¡DIOS... S.O.S.! – 10

Teología desde la Cocina

 

            Esencialmente hay dos formas de hacer teología, o dicho de forma coloquial, hay dos formas de acercarse a Dios: una es desde los libros, la teoría que grandes santos y científicos han escrito sobre Dios; la otra es desde la experiencia, tal vez sin mucha teoría pero empapada de profunda fe, tradiciones y práctica. Ninguna de las dos es mejor, simplemente son complementarias.

             Igualmente, hay dos formas de evangelizar, o dicho también de forma coloquial, hay dos formas de anunciar a todos que Jesucristo es nuestro Salvador: una de ellas es mediante la prédica, palabras muy bien articuladas que expresan un mensaje ya sea que toque la vida de quien escuche o se base en teorías complejas para el público común; la otra es con el testimonio, tal vez sin muchas palabras, pero mediante obras concretas que anuncian los valores del Reino de Dios. Esta última, está llena de gestos personales y comunitarios de fe, actos -muchos de ellos simples, otros complejos- de verdadera caridad.

             He titulado estas líneas “Teología desde la Cocina”, precisamente para comentar con un pequeño ejemplo la forma más común y desapercibida de acercarnos a Dios y entablar con Él una relación profunda. Para muchos, cocinar es un placer, para otros puede llegar a ser una tortura y para todos es una necesidad. Son horas que se pasan primeramente pensando en el plato a realizar, de manera que satisfaga el gusto de los comensales; luego es la búsqueda y preparación tanto de los utensilios como de los ingredientes; posteriormente el acto (que se convierte en arte) de cocinar para luego ver desaparecer ante nuestros ojos en menos de media hora lo que pudo costarnos horas de trabajo. Pero allí no acaba todo; falta fregar la losa, las ollas y demás utensilios... Así transcurre cada día de quien se dedica a esta labor de cocinar, aparentemente sin mayor satisfacción, pero con gran entrega. Todos sabemos que el secreto de una buena cocina es el amor; sin este ingrediente, los alimentos cocinados serían incomibles.

             Solamente hay una forma de acercarse al misterio de Dios y es desde la sencillez de la vida. Ya el mismo Jesús lo afirmaba con gran alegría: “Yo te bendigo, Padre, porque has ocultado estas cosas a los sabios e inteligentes y se las has mostrado a los pequeñitos. Sí, Padre, así te pareció bien” (Lc 10,21). Grandes teólogos y predicadores se han dado cuenta de esta verdad, y es por ello que Santa Teresa de Jesús habla del Dios que se esconde entre las ollas y cacerolas de la cocina, mientras que Francisco María de la Cruz Jordán escribe en su diario la necesidad de terminar cada día un acto de humildad barriendo o haciendo cosas por el estilo. Pero es Santo Tomás de Aquino quien nos sorprende al descubrir esa sencillez y humildad que se encuentran en la intimidad de Dios. El gran Santo, escritor de la Suma Teológica (en sí misma una gran biblioteca con diferentes tesis teológicas), ha dejado inconclusa su obra, puesto que al tener la gran revelación mística de su vida consideró una tontería todo lo que había escrito anteriormente.

^^^^^^^^^^^^^^^^

INSTRUCCIONES DE LA TAREA – Devuelve tal cual el fragmento del texto sobre la teología desde la cocina que empieza en "Igualmente, hay dos" y termina en "de verdadera caridad.". Las filas no tienen ningún papel en esto.

INFORMACIÓN PROPORCIONADA –

^^^^^^^^^^^^^^^^

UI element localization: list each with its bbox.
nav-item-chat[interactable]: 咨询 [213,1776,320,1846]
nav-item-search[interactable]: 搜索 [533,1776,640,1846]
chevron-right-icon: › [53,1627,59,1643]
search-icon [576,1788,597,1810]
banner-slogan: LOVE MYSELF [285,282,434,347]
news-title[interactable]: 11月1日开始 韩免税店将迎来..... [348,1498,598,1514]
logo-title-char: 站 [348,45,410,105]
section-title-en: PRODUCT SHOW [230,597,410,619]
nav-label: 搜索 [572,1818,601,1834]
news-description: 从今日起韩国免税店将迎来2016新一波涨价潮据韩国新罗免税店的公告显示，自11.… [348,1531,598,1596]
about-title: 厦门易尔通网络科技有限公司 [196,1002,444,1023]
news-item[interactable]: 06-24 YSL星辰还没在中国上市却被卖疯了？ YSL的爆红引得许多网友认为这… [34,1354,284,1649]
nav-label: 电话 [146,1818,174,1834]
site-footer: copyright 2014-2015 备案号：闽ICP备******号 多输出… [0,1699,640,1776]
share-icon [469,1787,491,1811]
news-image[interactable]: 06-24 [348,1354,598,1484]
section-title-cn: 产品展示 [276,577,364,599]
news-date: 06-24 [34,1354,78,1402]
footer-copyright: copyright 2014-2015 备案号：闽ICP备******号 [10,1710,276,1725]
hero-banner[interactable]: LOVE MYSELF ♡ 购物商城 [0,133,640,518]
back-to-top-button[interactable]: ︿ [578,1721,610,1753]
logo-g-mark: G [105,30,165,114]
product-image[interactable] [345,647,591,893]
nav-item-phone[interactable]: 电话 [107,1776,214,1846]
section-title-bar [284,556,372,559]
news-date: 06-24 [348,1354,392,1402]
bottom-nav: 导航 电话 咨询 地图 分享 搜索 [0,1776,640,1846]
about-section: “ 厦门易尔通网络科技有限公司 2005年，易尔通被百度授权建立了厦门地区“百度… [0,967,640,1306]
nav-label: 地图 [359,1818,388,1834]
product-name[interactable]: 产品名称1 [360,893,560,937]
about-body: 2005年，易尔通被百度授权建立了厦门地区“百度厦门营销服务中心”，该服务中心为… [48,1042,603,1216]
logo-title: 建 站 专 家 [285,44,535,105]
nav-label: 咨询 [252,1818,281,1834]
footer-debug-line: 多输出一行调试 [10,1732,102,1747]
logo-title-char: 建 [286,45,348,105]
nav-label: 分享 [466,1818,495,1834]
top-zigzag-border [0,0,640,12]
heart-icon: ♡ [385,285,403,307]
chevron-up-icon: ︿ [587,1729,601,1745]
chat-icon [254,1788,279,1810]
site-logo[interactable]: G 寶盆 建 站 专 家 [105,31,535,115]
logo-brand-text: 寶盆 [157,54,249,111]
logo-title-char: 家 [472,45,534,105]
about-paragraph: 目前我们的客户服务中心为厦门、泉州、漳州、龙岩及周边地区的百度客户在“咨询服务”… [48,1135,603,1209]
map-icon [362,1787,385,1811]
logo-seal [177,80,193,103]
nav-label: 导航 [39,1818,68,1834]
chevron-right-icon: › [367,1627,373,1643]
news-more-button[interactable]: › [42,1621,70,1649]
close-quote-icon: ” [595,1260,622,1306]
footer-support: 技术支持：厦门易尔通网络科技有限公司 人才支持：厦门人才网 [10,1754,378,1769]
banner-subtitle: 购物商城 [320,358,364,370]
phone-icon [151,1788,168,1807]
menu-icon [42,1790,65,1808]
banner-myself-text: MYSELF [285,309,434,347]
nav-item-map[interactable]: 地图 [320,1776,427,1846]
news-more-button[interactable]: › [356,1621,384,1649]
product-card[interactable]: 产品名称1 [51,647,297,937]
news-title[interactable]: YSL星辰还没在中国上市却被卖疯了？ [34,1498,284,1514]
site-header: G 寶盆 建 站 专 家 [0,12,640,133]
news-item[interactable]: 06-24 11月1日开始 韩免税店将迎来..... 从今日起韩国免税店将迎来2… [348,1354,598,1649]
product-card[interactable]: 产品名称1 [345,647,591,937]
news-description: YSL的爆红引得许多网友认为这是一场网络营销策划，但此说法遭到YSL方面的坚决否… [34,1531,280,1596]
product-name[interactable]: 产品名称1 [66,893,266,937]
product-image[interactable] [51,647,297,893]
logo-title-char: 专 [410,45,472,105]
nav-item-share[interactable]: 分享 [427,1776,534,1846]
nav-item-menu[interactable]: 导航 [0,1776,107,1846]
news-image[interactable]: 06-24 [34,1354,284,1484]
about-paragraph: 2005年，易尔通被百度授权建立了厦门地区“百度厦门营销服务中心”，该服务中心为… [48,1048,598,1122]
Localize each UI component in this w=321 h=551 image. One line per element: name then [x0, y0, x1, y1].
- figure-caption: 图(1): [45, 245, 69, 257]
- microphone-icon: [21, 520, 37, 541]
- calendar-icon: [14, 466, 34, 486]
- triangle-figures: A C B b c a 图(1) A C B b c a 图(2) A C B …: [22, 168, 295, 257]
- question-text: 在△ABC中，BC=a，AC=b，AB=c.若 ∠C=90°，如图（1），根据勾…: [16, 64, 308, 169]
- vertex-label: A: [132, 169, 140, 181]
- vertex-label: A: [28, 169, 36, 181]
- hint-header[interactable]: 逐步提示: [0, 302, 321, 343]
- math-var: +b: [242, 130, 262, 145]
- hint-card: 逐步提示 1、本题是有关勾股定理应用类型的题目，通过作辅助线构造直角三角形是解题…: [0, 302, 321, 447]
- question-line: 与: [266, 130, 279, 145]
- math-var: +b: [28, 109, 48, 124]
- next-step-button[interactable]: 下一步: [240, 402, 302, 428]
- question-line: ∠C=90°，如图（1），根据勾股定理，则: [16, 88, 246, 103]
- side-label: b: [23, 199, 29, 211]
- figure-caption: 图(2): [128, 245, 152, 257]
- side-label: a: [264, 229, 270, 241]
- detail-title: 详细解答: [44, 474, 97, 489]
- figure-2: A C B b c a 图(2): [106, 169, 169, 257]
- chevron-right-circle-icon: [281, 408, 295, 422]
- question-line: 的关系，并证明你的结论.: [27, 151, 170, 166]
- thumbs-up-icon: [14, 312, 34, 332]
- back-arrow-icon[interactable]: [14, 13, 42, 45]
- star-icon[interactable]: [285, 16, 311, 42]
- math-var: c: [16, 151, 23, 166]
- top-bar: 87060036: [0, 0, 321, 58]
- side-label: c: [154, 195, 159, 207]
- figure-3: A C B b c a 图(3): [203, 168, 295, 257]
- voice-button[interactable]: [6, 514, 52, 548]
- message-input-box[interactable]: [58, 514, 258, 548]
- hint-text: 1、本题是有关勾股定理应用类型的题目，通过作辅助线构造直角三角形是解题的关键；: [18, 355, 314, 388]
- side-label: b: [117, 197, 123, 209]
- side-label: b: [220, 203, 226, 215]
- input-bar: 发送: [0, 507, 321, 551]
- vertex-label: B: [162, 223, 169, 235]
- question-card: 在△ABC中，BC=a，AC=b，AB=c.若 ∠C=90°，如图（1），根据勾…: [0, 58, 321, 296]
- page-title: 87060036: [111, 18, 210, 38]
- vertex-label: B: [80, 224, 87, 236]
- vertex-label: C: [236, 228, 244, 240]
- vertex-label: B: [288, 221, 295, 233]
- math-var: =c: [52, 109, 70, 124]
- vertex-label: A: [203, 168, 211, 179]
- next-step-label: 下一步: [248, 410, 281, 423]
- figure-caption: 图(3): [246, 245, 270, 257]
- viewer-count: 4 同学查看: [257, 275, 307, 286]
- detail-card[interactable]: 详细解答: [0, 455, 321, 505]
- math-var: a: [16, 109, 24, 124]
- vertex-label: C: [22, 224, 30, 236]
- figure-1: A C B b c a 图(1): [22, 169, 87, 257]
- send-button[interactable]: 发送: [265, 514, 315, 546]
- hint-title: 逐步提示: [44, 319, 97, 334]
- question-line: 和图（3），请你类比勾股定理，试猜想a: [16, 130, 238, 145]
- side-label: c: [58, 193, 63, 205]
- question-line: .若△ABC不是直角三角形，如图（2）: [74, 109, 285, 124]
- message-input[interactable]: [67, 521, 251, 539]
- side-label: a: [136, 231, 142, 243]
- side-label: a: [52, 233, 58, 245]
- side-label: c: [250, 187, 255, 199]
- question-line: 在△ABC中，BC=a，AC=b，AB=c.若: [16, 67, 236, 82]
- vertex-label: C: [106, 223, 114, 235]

^^^^^^^^^^^^^^^^

ESPACIO DE RESPUESTA –
Igualmente, hay dos formas de evangelizar, o dicho también de forma coloquial, hay dos formas de anunciar a todos que Jesucristo es nuestro Salvador: una de ellas es mediante la prédica, palabras muy bien articuladas que expresan un mensaje ya sea que toque la vida de quien escuche o se base en teorías complejas para el público común; la otra es con el testimonio, tal vez sin muchas palabras, pero mediante obras concretas que anuncian los valores del Reino de Dios. Esta última, está llena de gestos personales y comunitarios de fe, actos -muchos de ellos simples, otros complejos- de verdadera caridad.